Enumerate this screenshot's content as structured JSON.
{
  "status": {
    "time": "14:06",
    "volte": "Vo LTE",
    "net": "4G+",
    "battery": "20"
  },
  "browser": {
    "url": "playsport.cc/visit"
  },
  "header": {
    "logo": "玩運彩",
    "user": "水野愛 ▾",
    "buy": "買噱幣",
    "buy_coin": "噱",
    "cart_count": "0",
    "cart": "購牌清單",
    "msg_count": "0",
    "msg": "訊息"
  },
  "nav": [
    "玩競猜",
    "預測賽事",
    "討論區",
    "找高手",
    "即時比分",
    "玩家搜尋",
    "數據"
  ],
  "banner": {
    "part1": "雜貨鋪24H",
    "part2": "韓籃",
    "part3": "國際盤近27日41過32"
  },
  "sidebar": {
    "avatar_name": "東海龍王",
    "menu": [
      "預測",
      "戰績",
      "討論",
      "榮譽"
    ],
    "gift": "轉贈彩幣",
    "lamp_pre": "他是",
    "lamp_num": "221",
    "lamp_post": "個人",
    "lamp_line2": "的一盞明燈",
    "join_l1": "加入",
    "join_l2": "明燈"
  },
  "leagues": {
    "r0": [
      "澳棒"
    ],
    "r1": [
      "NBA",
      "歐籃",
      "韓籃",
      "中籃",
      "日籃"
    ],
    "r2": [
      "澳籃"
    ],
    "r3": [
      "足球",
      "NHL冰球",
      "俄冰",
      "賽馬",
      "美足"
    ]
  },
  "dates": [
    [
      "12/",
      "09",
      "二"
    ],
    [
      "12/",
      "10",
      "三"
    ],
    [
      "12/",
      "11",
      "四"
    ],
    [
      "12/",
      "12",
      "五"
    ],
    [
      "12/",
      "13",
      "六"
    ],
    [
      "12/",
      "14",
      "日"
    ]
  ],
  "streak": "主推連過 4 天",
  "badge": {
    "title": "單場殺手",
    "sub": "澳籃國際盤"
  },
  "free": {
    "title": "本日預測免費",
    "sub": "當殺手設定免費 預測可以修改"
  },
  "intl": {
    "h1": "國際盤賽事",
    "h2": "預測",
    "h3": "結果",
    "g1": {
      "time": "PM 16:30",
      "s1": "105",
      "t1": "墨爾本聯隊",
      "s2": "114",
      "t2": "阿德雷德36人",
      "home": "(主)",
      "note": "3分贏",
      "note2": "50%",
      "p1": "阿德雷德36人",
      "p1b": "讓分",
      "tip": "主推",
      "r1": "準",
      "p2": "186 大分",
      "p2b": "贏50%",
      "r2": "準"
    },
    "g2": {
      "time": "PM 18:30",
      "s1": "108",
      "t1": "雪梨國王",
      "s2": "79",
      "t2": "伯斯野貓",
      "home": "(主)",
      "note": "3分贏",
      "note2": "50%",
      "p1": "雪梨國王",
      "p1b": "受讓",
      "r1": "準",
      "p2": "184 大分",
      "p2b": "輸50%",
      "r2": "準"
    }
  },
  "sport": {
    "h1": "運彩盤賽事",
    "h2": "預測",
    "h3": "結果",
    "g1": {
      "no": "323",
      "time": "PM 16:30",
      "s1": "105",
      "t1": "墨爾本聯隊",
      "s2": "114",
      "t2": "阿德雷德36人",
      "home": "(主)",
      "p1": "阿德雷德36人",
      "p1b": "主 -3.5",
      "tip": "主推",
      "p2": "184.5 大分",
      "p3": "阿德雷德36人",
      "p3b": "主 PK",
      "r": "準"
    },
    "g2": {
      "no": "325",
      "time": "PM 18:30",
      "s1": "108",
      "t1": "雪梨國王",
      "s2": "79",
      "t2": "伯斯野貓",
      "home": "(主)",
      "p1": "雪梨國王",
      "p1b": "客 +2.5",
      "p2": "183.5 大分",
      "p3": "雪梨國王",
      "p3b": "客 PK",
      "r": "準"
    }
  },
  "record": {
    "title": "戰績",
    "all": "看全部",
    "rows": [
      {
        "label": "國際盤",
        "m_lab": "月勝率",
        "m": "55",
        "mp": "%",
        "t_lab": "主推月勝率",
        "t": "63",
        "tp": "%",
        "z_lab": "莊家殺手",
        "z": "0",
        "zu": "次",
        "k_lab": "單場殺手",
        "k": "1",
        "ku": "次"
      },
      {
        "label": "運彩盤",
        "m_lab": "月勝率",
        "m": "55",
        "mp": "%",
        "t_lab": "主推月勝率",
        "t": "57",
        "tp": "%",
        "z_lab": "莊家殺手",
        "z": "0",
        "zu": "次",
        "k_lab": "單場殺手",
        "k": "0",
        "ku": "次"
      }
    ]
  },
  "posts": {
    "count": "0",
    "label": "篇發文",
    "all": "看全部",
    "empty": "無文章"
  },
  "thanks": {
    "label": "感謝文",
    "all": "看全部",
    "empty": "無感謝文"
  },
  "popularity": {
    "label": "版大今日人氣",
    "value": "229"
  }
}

Your instructions:
Your task is to print all of the records exactly.

Reply to the task:
Enumerate this screenshot's content as structured JSON.
{
  "status": {
    "time": "14:06",
    "volte": "Vo LTE",
    "net": "4G+",
    "battery": "20"
  },
  "browser": {
    "url": "playsport.cc/visit"
  },
  "header": {
    "logo": "玩運彩",
    "user": "水野愛 ▾",
    "buy": "買噱幣",
    "buy_coin": "噱",
    "cart_count": "0",
    "cart": "購牌清單",
    "msg_count": "0",
    "msg": "訊息"
  },
  "nav": [
    "玩競猜",
    "預測賽事",
    "討論區",
    "找高手",
    "即時比分",
    "玩家搜尋",
    "數據"
  ],
  "banner": {
    "part1": "雜貨鋪24H",
    "part2": "韓籃",
    "part3": "國際盤近27日41過32"
  },
  "sidebar": {
    "avatar_name": "東海龍王",
    "menu": [
      "預測",
      "戰績",
      "討論",
      "榮譽"
    ],
    "gift": "轉贈彩幣",
    "lamp_pre": "他是",
    "lamp_num": "221",
    "lamp_post": "個人",
    "lamp_line2": "的一盞明燈",
    "join_l1": "加入",
    "join_l2": "明燈"
  },
  "leagues": {
    "r0": [
      "澳棒"
    ],
    "r1": [
      "NBA",
      "歐籃",
      "韓籃",
      "中籃",
      "日籃"
    ],
    "r2": [
      "澳籃"
    ],
    "r3": [
      "足球",
      "NHL冰球",
      "俄冰",
      "賽馬",
      "美足"
    ]
  },
  "dates": [
    [
      "12/",
      "09",
      "二"
    ],
    [
      "12/",
      "10",
      "三"
    ],
    [
      "12/",
      "11",
      "四"
    ],
    [
      "12/",
      "12",
      "五"
    ],
    [
      "12/",
      "13",
      "六"
    ],
    [
      "12/",
      "14",
      "日"
    ]
  ],
  "streak": "主推連過 4 天",
  "badge": {
    "title": "單場殺手",
    "sub": "澳籃國際盤"
  },
  "free": {
    "title": "本日預測免費",
    "sub": "當殺手設定免費 預測可以修改"
  },
  "intl": {
    "h1": "國際盤賽事",
    "h2": "預測",
    "h3": "結果",
    "g1": {
      "time": "PM 16:30",
      "s1": "105",
      "t1": "墨爾本聯隊",
      "s2": "114",
      "t2": "阿德雷德36人",
      "home": "(主)",
      "note": "3分贏",
      "note2": "50%",
      "p1": "阿德雷德36人",
      "p1b": "讓分",
      "tip": "主推",
      "r1": "準",
      "p2": "186 大分",
      "p2b": "贏50%",
      "r2": "準"
    },
    "g2": {
      "time": "PM 18:30",
      "s1": "108",
      "t1": "雪梨國王",
      "s2": "79",
      "t2": "伯斯野貓",
      "home": "(主)",
      "note": "3分贏",
      "note2": "50%",
      "p1": "雪梨國王",
      "p1b": "受讓",
      "r1": "準",
      "p2": "184 大分",
      "p2b": "輸50%",
      "r2": "準"
    }
  },
  "sport": {
    "h1": "運彩盤賽事",
    "h2": "預測",
    "h3": "結果",
    "g1": {
      "no": "323",
      "time": "PM 16:30",
      "s1": "105",
      "t1": "墨爾本聯隊",
      "s2": "114",
      "t2": "阿德雷德36人",
      "home": "(主)",
      "p1": "阿德雷德36人",
      "p1b": "主 -3.5",
      "tip": "主推",
      "p2": "184.5 大分",
      "p3": "阿德雷德36人",
      "p3b": "主 PK",
      "r": "準"
    },
    "g2": {
      "no": "325",
      "time": "PM 18:30",
      "s1": "108",
      "t1": "雪梨國王",
      "s2": "79",
      "t2": "伯斯野貓",
      "home": "(主)",
      "p1": "雪梨國王",
      "p1b": "客 +2.5",
      "p2": "183.5 大分",
      "p3": "雪梨國王",
      "p3b": "客 PK",
      "r": "準"
    }
  },
  "record": {
    "title": "戰績",
    "all": "看全部",
    "rows": [
      {
        "label": "國際盤",
        "m_lab": "月勝率",
        "m": "55",
        "mp": "%",
        "t_lab": "主推月勝率",
        "t": "63",
        "tp": "%",
        "z_lab": "莊家殺手",
        "z": "0",
        "zu": "次",
        "k_lab": "單場殺手",
        "k": "1",
        "ku": "次"
      },
      {
        "label": "運彩盤",
        "m_lab": "月勝率",
        "m": "55",
        "mp": "%",
        "t_lab": "主推月勝率",
        "t": "57",
        "tp": "%",
        "z_lab": "莊家殺手",
        "z": "0",
        "zu": "次",
        "k_lab": "單場殺手",
        "k": "0",
        "ku": "次"
      }
    ]
  },
  "posts": {
    "count": "0",
    "label": "篇發文",
    "all": "看全部",
    "empty": "無文章"
  },
  "thanks": {
    "label": "感謝文",
    "all": "看全部",
    "empty": "無感謝文"
  },
  "popularity": {
    "label": "版大今日人氣",
    "value": "229"
  }
}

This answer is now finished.